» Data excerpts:
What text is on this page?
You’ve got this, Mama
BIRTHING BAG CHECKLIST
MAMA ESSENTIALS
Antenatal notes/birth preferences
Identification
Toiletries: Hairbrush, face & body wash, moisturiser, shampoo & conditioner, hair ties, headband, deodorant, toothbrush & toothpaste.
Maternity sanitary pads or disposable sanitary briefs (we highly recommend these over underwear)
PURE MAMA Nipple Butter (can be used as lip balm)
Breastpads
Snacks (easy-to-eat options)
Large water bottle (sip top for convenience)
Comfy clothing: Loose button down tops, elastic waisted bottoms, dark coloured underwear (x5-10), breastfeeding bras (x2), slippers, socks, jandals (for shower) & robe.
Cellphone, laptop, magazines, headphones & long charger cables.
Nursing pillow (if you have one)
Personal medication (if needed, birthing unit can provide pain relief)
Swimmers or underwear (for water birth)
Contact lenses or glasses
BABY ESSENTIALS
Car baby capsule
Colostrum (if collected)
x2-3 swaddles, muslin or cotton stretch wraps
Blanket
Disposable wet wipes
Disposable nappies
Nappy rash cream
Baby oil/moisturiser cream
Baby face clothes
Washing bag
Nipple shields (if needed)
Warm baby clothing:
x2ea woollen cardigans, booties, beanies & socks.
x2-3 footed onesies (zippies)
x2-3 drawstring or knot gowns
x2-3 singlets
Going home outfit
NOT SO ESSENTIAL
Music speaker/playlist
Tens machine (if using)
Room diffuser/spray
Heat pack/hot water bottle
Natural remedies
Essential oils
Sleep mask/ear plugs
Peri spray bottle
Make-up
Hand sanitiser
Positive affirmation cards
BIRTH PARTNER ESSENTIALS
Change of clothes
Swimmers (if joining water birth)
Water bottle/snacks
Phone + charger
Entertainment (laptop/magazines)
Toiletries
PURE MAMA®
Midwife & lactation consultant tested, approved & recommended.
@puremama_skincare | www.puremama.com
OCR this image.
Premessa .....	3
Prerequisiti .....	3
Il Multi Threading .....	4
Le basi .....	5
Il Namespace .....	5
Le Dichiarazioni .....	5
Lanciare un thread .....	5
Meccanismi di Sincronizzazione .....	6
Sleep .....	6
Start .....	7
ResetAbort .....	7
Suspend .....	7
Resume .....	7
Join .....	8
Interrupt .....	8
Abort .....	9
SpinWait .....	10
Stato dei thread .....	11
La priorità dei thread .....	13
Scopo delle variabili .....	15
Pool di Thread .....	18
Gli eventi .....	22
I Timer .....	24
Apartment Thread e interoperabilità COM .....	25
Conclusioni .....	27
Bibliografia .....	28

» WORK TO DO: Copy every record exactly, with nothing added or dropped.

» REPLY:
What text is on this page?
You’ve got this, Mama
BIRTHING BAG CHECKLIST
MAMA ESSENTIALS
Antenatal notes/birth preferences
Identification
Toiletries: Hairbrush, face & body wash, moisturiser, shampoo & conditioner, hair ties, headband, deodorant, toothbrush & toothpaste.
Maternity sanitary pads or disposable sanitary briefs (we highly recommend these over underwear)
PURE MAMA Nipple Butter (can be used as lip balm)
Breastpads
Snacks (easy-to-eat options)
Large water bottle (sip top for convenience)
Comfy clothing: Loose button down tops, elastic waisted bottoms, dark coloured underwear (x5-10), breastfeeding bras (x2), slippers, socks, jandals (for shower) & robe.
Cellphone, laptop, magazines, headphones & long charger cables.
Nursing pillow (if you have one)
Personal medication (if needed, birthing unit can provide pain relief)
Swimmers or underwear (for water birth)
Contact lenses or glasses
BABY ESSENTIALS
Car baby capsule
Colostrum (if collected)
x2-3 swaddles, muslin or cotton stretch wraps
Blanket
Disposable wet wipes
Disposable nappies
Nappy rash cream
Baby oil/moisturiser cream
Baby face clothes
Washing bag
Nipple shields (if needed)
Warm baby clothing:
x2ea woollen cardigans, booties, beanies & socks.
x2-3 footed onesies (zippies)
x2-3 drawstring or knot gowns
x2-3 singlets
Going home outfit
NOT SO ESSENTIAL
Music speaker/playlist
Tens machine (if using)
Room diffuser/spray
Heat pack/hot water bottle
Natural remedies
Essential oils
Sleep mask/ear plugs
Peri spray bottle
Make-up
Hand sanitiser
Positive affirmation cards
BIRTH PARTNER ESSENTIALS
Change of clothes
Swimmers (if joining water birth)
Water bottle/snacks
Phone + charger
Entertainment (laptop/magazines)
Toiletries
PURE MAMA®
Midwife & lactation consultant tested, approved & recommended.
@puremama_skincare | www.puremama.com
OCR this image.
Premessa .....	3
Prerequisiti .....	3
Il Multi Threading .....	4
Le basi .....	5
Il Namespace .....	5
Le Dichiarazioni .....	5
Lanciare un thread .....	5
Meccanismi di Sincronizzazione .....	6
Sleep .....	6
Start .....	7
ResetAbort .....	7
Suspend .....	7
Resume .....	7
Join .....	8
Interrupt .....	8
Abort .....	9
SpinWait .....	10
Stato dei thread .....	11
La priorità dei thread .....	13
Scopo delle variabili .....	15
Pool di Thread .....	18
Gli eventi .....	22
I Timer .....	24
Apartment Thread e interoperabilità COM .....	25
Conclusioni .....	27
Bibliografia .....	28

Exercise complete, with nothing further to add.